About this exercise |
A line belongs in the answer if it contains "Positive"; copy every such line from the entries below.

(Data entries)

· · ·

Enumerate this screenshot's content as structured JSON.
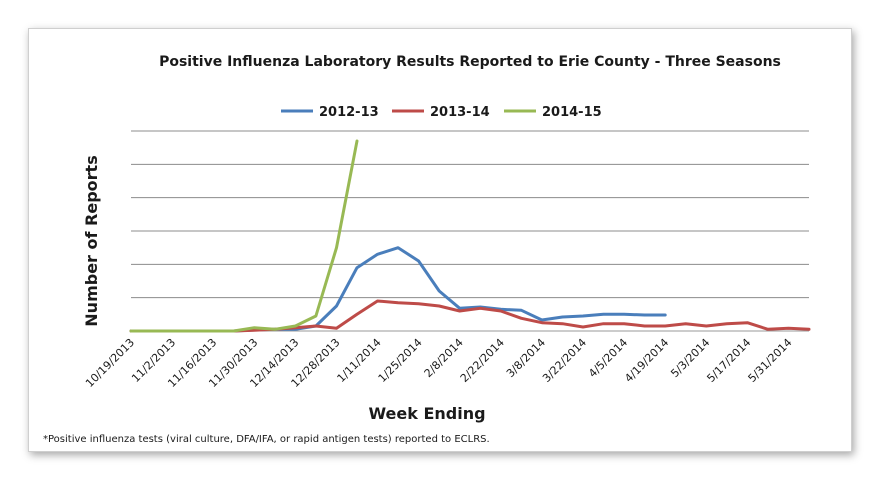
{
  "chart_data": {
    "type": "line",
    "title": "Positive Influenza Laboratory Results Reported to Erie County - Three Seasons",
    "xlabel": "Week Ending",
    "ylabel": "Number of Reports",
    "footnote": "*Positive influenza tests (viral culture, DFA/IFA, or rapid antigen tests) reported to ECLRS.",
    "x_tick_labels": [
      "10/19/2013",
      "11/2/2013",
      "11/16/2013",
      "11/30/2013",
      "12/14/2013",
      "12/28/2013",
      "1/11/2014",
      "1/25/2014",
      "2/8/2014",
      "2/22/2014",
      "3/8/2014",
      "3/22/2014",
      "4/5/2014",
      "4/19/2014",
      "5/3/2014",
      "5/17/2014",
      "5/31/2014"
    ],
    "ylim": [
      0,
      6
    ],
    "grid": true,
    "legend_position": "top-center",
    "series": [
      {
        "name": "2012-13",
        "color": "#4a7ebb",
        "values": [
          0,
          0,
          0,
          0,
          0,
          0,
          0.03,
          0.05,
          0.05,
          0.15,
          0.75,
          1.9,
          2.3,
          2.5,
          2.1,
          1.2,
          0.68,
          0.72,
          0.65,
          0.62,
          0.33,
          0.42,
          0.45,
          0.5,
          0.5,
          0.48,
          0.48
        ]
      },
      {
        "name": "2013-14",
        "color": "#be4b48",
        "values": [
          0,
          0,
          0,
          0,
          0,
          0,
          0.02,
          0.05,
          0.1,
          0.15,
          0.08,
          0.5,
          0.9,
          0.85,
          0.82,
          0.75,
          0.6,
          0.68,
          0.6,
          0.38,
          0.25,
          0.22,
          0.12,
          0.22,
          0.22,
          0.15,
          0.15,
          0.22,
          0.15,
          0.22,
          0.25,
          0.05,
          0.08,
          0.05
        ]
      },
      {
        "name": "2014-15",
        "color": "#98b954",
        "values": [
          0,
          0,
          0,
          0,
          0,
          0,
          0.1,
          0.05,
          0.15,
          0.45,
          2.5,
          5.7
        ]
      }
    ]
  }
}
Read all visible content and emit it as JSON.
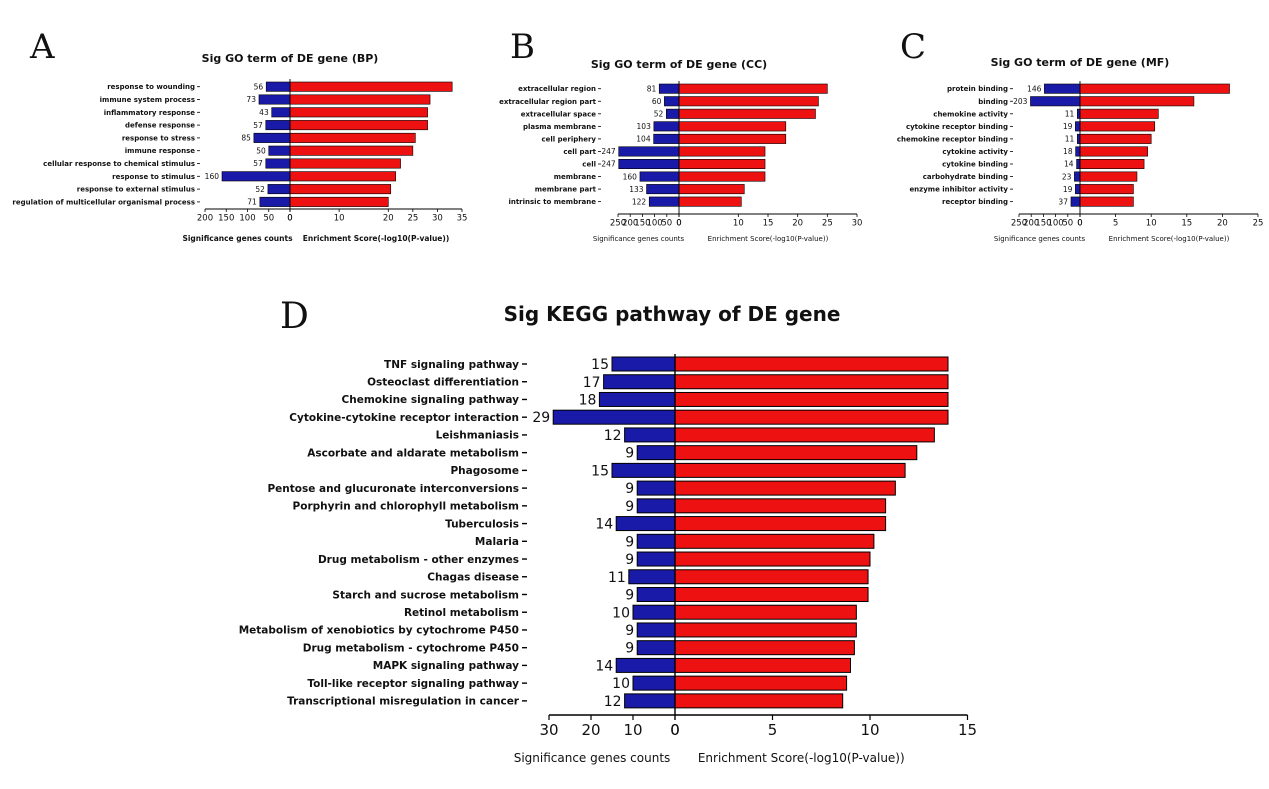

· · ·

Solution to this task |
    "title": "Positive Influenza Laboratory Results Reported to Erie County - Three Seasons",
    "footnote": "*Positive influenza tests (viral culture, DFA/IFA, or rapid antigen tests) reported to ECLRS.",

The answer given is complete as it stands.